**Exercise aim**.
Narrow the data below down to the lines containing "bicolor".

**Dataset**.
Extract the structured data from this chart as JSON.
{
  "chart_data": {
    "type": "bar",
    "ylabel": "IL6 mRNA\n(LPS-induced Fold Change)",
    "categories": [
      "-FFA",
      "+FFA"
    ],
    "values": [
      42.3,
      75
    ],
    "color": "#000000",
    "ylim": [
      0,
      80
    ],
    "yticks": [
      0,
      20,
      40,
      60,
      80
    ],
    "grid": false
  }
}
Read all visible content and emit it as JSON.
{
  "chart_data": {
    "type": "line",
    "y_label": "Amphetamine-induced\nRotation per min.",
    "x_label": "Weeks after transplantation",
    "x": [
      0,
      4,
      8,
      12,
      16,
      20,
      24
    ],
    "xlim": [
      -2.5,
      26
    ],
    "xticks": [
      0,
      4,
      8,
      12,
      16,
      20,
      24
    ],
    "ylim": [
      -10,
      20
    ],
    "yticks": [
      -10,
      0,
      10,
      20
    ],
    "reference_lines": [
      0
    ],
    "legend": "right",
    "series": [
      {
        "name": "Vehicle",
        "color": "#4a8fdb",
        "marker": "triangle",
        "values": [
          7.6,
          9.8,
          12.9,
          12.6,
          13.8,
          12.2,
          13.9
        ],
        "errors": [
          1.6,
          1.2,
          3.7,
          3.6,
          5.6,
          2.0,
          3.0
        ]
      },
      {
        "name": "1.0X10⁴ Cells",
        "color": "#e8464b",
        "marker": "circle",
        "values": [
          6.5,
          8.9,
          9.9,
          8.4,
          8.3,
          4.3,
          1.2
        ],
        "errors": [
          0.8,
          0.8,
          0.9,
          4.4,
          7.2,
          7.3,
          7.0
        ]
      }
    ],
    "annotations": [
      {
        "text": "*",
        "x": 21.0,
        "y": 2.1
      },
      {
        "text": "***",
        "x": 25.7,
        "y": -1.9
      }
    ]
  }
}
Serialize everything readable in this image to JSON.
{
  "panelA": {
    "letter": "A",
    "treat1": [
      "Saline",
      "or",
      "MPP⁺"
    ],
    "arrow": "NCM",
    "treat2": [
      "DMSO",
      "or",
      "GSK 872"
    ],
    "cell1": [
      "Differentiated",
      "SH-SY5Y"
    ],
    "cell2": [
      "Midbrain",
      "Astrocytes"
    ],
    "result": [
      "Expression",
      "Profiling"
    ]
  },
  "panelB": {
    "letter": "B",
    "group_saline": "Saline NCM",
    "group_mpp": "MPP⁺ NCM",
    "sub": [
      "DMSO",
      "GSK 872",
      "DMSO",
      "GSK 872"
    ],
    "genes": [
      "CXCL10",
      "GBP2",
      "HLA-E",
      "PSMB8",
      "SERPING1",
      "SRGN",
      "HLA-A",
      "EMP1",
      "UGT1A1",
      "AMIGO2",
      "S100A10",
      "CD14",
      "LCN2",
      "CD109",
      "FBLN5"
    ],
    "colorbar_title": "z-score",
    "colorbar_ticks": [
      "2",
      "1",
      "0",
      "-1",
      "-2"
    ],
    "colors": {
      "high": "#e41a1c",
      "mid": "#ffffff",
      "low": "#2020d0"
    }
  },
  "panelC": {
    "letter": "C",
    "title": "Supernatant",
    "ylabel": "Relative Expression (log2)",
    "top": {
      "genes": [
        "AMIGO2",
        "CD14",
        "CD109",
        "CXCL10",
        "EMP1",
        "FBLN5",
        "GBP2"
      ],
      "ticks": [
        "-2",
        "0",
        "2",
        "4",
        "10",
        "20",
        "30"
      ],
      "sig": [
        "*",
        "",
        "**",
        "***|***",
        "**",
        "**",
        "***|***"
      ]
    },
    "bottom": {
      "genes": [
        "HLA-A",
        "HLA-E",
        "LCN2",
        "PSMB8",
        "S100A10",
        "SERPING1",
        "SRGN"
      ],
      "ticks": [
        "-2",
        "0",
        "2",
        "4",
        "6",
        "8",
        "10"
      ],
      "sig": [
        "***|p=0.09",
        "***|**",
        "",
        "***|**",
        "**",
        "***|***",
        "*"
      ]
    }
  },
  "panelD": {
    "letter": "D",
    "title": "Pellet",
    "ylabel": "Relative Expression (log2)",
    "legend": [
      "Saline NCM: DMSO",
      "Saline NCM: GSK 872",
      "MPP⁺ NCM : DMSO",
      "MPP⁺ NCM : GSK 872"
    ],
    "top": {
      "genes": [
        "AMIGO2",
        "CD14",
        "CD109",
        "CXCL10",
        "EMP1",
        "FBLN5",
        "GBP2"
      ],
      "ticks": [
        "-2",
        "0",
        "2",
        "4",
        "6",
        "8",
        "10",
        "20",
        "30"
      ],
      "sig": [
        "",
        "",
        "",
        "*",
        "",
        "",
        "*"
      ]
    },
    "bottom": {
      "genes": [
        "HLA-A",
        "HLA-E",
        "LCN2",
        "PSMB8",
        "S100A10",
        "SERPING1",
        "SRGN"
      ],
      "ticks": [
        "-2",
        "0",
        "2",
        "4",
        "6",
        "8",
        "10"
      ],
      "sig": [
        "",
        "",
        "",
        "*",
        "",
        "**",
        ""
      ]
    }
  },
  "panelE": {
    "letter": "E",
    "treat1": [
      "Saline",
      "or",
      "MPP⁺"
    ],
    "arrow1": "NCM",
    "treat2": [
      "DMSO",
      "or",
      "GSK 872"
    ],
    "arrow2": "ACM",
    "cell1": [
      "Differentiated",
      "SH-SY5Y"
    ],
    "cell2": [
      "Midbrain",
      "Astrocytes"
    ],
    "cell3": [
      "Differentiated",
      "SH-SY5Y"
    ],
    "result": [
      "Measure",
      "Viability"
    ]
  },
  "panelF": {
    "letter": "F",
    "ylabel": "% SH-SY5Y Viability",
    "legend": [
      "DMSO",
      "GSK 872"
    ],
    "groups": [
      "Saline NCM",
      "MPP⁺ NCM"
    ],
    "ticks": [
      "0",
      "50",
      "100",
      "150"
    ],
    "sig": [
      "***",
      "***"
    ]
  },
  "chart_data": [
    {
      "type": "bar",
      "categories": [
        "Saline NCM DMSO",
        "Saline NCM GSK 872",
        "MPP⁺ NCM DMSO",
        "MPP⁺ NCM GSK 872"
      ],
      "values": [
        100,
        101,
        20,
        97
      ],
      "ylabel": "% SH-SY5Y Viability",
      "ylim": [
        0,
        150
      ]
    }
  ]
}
* * *
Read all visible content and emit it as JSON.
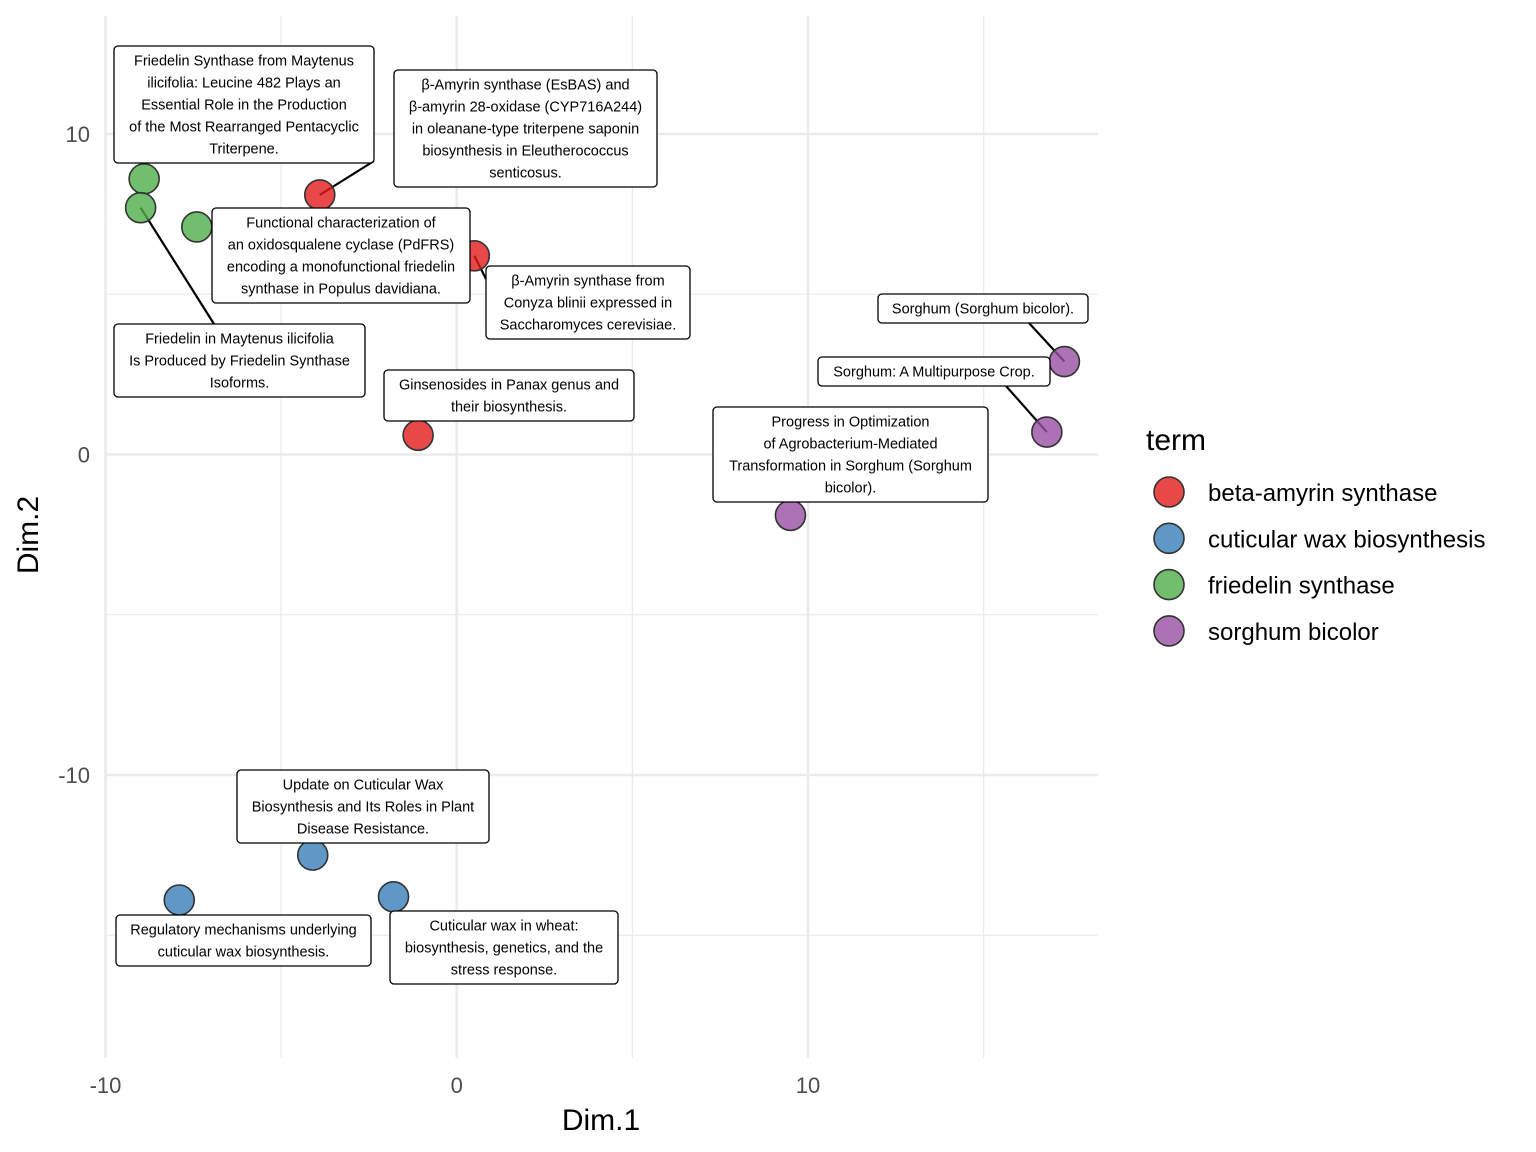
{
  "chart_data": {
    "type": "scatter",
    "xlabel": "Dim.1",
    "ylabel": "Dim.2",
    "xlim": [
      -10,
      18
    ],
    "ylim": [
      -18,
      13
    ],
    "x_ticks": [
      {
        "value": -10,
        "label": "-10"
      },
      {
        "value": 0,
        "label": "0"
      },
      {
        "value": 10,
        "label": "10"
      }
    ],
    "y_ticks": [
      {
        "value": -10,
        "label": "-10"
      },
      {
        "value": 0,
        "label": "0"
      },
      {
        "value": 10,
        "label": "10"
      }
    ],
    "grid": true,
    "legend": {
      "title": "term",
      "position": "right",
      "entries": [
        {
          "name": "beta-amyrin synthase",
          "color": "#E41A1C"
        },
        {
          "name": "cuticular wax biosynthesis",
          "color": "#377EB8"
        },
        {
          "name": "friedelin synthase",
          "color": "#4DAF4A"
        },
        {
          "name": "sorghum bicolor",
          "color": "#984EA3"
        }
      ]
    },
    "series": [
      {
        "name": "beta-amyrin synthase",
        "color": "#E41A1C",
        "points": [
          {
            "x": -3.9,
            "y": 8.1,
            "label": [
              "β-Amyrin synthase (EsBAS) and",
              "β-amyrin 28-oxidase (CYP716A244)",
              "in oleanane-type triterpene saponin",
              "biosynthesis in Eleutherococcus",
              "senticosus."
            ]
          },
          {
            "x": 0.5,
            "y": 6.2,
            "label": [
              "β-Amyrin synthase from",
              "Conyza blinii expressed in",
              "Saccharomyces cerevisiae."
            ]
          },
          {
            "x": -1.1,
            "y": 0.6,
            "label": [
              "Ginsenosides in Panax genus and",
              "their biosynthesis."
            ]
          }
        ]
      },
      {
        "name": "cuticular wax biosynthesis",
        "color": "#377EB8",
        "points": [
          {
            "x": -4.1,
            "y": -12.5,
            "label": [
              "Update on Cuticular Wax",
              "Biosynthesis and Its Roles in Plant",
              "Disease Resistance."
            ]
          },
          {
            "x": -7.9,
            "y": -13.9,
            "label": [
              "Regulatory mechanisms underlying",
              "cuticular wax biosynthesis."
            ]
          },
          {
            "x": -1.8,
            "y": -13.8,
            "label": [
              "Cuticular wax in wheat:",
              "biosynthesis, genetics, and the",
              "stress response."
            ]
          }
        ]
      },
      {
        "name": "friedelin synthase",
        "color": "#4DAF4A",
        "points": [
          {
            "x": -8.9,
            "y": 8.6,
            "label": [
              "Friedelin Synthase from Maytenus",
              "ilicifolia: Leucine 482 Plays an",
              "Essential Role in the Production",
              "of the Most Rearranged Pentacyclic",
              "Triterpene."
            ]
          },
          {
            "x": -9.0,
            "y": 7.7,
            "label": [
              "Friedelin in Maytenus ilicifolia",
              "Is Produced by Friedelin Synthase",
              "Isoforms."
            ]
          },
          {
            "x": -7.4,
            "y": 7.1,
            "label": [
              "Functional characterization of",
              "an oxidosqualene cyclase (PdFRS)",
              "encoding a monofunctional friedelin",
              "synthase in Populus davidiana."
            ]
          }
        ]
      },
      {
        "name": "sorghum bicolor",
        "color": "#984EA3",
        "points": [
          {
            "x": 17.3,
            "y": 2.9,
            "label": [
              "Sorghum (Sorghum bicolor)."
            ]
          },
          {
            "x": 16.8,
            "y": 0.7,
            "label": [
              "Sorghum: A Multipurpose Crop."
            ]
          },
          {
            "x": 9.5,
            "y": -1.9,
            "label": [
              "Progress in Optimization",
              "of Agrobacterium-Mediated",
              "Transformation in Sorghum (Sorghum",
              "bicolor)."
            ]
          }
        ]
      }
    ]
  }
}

**Result**.
          "name": "sorghum bicolor",
        "name": "sorghum bicolor",
              "Sorghum (Sorghum bicolor)."
              "bicolor)."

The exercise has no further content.